| Task details |
Wherever the string "Τούτουζας" appears, copy the whole line.

| Dataset content |
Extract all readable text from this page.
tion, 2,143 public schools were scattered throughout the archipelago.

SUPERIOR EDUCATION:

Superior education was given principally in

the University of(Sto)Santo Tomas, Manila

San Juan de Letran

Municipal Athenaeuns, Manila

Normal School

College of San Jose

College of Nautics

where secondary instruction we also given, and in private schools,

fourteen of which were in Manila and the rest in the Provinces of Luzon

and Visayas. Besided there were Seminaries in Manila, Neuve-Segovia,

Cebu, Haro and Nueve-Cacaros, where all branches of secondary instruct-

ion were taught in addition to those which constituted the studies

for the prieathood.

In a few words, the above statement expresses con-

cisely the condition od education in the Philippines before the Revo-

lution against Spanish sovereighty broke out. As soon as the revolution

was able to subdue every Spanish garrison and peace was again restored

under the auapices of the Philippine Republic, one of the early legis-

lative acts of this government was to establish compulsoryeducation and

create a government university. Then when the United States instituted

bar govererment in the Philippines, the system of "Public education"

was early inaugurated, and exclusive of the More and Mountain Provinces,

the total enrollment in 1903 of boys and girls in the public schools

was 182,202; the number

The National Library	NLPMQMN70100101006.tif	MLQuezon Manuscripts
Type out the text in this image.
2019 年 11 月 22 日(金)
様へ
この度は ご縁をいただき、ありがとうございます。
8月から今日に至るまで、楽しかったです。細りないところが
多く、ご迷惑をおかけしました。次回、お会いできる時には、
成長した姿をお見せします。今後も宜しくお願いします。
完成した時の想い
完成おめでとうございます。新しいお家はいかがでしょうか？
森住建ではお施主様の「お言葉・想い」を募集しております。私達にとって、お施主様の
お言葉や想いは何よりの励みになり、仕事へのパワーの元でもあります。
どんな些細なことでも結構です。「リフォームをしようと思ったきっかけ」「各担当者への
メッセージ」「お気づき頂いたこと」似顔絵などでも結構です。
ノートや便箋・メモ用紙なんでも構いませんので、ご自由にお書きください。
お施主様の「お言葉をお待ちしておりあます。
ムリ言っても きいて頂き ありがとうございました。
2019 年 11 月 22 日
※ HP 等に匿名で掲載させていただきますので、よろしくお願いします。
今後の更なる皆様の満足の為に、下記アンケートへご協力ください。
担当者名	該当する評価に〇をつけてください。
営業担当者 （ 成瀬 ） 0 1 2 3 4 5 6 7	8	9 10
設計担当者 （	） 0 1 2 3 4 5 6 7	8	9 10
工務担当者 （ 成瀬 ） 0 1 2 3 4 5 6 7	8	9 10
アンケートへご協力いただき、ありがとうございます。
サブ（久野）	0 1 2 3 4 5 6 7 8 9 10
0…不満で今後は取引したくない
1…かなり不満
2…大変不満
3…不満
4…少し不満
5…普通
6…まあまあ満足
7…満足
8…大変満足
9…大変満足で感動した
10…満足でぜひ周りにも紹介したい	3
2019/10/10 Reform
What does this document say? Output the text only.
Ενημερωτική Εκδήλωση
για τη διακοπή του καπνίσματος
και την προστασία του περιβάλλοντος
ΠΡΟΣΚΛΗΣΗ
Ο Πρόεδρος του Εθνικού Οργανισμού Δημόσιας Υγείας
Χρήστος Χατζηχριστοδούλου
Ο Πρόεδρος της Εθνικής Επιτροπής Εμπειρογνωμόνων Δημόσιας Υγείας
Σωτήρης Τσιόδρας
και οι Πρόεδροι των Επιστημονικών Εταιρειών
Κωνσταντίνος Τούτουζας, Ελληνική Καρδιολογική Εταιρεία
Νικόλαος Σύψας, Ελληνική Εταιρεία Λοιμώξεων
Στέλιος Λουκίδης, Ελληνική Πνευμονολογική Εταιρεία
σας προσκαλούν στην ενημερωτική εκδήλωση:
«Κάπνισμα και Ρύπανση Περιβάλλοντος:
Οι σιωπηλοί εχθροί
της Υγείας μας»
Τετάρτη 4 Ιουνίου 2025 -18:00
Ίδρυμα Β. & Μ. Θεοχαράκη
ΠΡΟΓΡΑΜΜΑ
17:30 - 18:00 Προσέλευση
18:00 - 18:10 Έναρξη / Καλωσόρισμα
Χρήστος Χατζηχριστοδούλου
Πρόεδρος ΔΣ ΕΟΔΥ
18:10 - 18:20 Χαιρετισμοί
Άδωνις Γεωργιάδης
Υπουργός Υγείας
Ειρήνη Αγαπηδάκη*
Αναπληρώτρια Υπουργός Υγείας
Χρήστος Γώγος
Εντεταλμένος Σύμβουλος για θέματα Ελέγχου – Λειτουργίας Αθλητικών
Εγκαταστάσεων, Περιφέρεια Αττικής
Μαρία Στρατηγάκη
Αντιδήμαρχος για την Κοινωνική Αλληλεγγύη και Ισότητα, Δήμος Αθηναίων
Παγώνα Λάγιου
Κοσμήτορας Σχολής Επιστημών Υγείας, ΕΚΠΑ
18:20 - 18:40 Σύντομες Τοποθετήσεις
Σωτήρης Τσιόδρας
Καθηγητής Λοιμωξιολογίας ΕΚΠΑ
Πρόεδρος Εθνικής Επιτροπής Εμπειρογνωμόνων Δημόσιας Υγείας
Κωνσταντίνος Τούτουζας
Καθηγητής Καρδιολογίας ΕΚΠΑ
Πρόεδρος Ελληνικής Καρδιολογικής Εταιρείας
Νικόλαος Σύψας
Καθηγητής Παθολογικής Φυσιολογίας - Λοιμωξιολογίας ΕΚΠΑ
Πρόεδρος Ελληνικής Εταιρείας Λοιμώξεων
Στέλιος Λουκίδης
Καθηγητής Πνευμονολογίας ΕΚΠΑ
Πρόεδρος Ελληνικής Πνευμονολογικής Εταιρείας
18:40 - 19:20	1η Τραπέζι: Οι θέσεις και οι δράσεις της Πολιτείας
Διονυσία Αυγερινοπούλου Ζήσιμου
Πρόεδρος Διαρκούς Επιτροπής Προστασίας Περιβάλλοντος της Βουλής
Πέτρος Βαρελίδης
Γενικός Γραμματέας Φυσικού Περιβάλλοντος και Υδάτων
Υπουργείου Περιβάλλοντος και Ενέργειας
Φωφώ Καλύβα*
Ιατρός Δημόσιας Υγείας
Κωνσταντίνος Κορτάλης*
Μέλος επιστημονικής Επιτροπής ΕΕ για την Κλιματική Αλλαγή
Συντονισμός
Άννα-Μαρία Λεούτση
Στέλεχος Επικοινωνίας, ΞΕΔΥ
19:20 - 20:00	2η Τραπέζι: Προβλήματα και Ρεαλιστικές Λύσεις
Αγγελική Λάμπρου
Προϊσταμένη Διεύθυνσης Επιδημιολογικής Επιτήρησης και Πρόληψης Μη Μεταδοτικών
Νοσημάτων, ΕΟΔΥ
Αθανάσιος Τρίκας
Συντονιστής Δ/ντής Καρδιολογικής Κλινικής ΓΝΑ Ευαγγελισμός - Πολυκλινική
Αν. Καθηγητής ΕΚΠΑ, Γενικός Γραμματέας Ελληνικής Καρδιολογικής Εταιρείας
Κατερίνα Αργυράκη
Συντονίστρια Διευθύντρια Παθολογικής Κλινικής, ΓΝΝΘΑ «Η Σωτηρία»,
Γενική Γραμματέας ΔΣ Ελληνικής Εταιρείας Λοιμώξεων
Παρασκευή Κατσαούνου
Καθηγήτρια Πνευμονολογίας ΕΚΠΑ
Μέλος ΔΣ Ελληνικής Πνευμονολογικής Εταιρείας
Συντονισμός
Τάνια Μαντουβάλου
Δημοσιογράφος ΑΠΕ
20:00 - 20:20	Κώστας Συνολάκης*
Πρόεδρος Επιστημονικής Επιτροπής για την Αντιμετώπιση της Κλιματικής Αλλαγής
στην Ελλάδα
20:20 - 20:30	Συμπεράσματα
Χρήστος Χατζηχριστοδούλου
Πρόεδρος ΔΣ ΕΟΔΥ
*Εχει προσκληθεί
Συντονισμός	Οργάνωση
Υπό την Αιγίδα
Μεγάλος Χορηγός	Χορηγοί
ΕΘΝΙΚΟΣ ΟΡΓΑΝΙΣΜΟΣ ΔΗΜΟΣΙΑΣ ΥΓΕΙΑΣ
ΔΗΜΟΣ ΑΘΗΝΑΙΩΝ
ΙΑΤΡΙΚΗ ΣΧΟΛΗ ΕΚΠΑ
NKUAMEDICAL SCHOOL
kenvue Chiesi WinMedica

| The response |
Κωνσταντίνος Τούτουζας, Ελληνική Καρδιολογική Εταιρεία
Κωνσταντίνος Τούτουζας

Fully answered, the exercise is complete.